# Material provided:
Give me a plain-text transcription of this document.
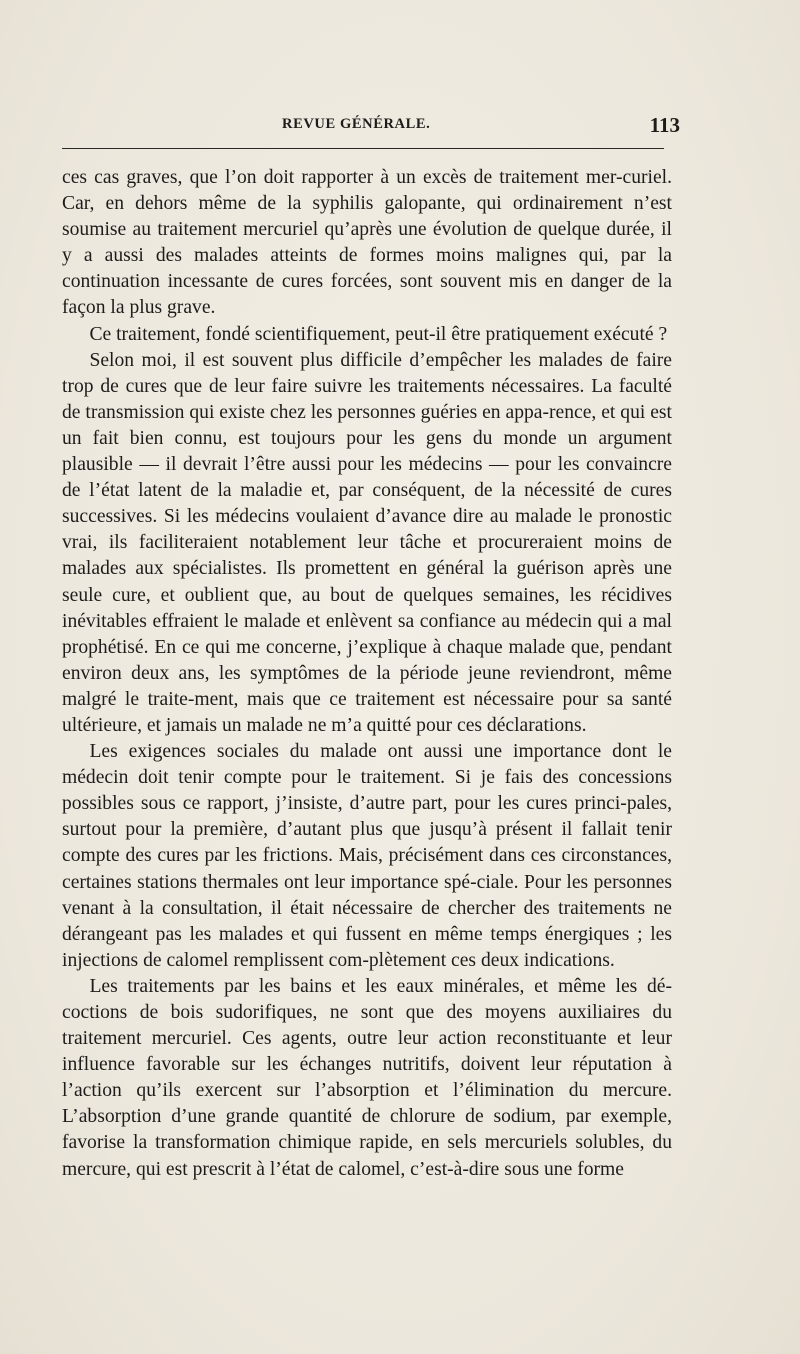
REVUE GÉNÉRALE.	113

ces cas graves, que l’on doit rapporter à un excès de traitement mer-curiel. Car, en dehors même de la syphilis galopante, qui ordinairement n’est soumise au traitement mercuriel qu’après une évolution de quelque durée, il y a aussi des malades atteints de formes moins malignes qui, par la continuation incessante de cures forcées, sont souvent mis en danger de la façon la plus grave.

Ce traitement, fondé scientifiquement, peut-il être pratiquement exécuté ?

Selon moi, il est souvent plus difficile d’empêcher les malades de faire trop de cures que de leur faire suivre les traitements nécessaires. La faculté de transmission qui existe chez les personnes guéries en appa-rence, et qui est un fait bien connu, est toujours pour les gens du monde un argument plausible — il devrait l’être aussi pour les médecins — pour les convaincre de l’état latent de la maladie et, par conséquent, de la nécessité de cures successives. Si les médecins voulaient d’avance dire au malade le pronostic vrai, ils faciliteraient notablement leur tâche et procureraient moins de malades aux spécialistes. Ils promettent en général la guérison après une seule cure, et oublient que, au bout de quelques semaines, les récidives inévitables effraient le malade et enlèvent sa confiance au médecin qui a mal prophétisé. En ce qui me concerne, j’explique à chaque malade que, pendant environ deux ans, les symptômes de la période jeune reviendront, même malgré le traite-ment, mais que ce traitement est nécessaire pour sa santé ultérieure, et jamais un malade ne m’a quitté pour ces déclarations.

Les exigences sociales du malade ont aussi une importance dont le médecin doit tenir compte pour le traitement. Si je fais des concessions possibles sous ce rapport, j’insiste, d’autre part, pour les cures princi-pales, surtout pour la première, d’autant plus que jusqu’à présent il fallait tenir compte des cures par les frictions. Mais, précisément dans ces circonstances, certaines stations thermales ont leur importance spé-ciale. Pour les personnes venant à la consultation, il était nécessaire de chercher des traitements ne dérangeant pas les malades et qui fussent en même temps énergiques ; les injections de calomel remplissent com-plètement ces deux indications.

Les traitements par les bains et les eaux minérales, et même les dé-coctions de bois sudorifiques, ne sont que des moyens auxiliaires du traitement mercuriel. Ces agents, outre leur action reconstituante et leur influence favorable sur les échanges nutritifs, doivent leur réputation à l’action qu’ils exercent sur l’absorption et l’élimination du mercure. L’absorption d’une grande quantité de chlorure de sodium, par exemple, favorise la transformation chimique rapide, en sels mercuriels solubles, du mercure, qui est prescrit à l’état de calomel, c’est-à-dire sous une forme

# Problem to solve:
Transcribe every record above exactly as written, leaving out any pictures.

# Response:
Give me a plain-text transcription of this document.
REVUE GÉNÉRALE.	113

ces cas graves, que l’on doit rapporter à un excès de traitement mer-curiel. Car, en dehors même de la syphilis galopante, qui ordinairement n’est soumise au traitement mercuriel qu’après une évolution de quelque durée, il y a aussi des malades atteints de formes moins malignes qui, par la continuation incessante de cures forcées, sont souvent mis en danger de la façon la plus grave.

Ce traitement, fondé scientifiquement, peut-il être pratiquement exécuté ?

Selon moi, il est souvent plus difficile d’empêcher les malades de faire trop de cures que de leur faire suivre les traitements nécessaires. La faculté de transmission qui existe chez les personnes guéries en appa-rence, et qui est un fait bien connu, est toujours pour les gens du monde un argument plausible — il devrait l’être aussi pour les médecins — pour les convaincre de l’état latent de la maladie et, par conséquent, de la nécessité de cures successives. Si les médecins voulaient d’avance dire au malade le pronostic vrai, ils faciliteraient notablement leur tâche et procureraient moins de malades aux spécialistes. Ils promettent en général la guérison après une seule cure, et oublient que, au bout de quelques semaines, les récidives inévitables effraient le malade et enlèvent sa confiance au médecin qui a mal prophétisé. En ce qui me concerne, j’explique à chaque malade que, pendant environ deux ans, les symptômes de la période jeune reviendront, même malgré le traite-ment, mais que ce traitement est nécessaire pour sa santé ultérieure, et jamais un malade ne m’a quitté pour ces déclarations.

Les exigences sociales du malade ont aussi une importance dont le médecin doit tenir compte pour le traitement. Si je fais des concessions possibles sous ce rapport, j’insiste, d’autre part, pour les cures princi-pales, surtout pour la première, d’autant plus que jusqu’à présent il fallait tenir compte des cures par les frictions. Mais, précisément dans ces circonstances, certaines stations thermales ont leur importance spé-ciale. Pour les personnes venant à la consultation, il était nécessaire de chercher des traitements ne dérangeant pas les malades et qui fussent en même temps énergiques ; les injections de calomel remplissent com-plètement ces deux indications.

Les traitements par les bains et les eaux minérales, et même les dé-coctions de bois sudorifiques, ne sont que des moyens auxiliaires du traitement mercuriel. Ces agents, outre leur action reconstituante et leur influence favorable sur les échanges nutritifs, doivent leur réputation à l’action qu’ils exercent sur l’absorption et l’élimination du mercure. L’absorption d’une grande quantité de chlorure de sodium, par exemple, favorise la transformation chimique rapide, en sels mercuriels solubles, du mercure, qui est prescrit à l’état de calomel, c’est-à-dire sous une forme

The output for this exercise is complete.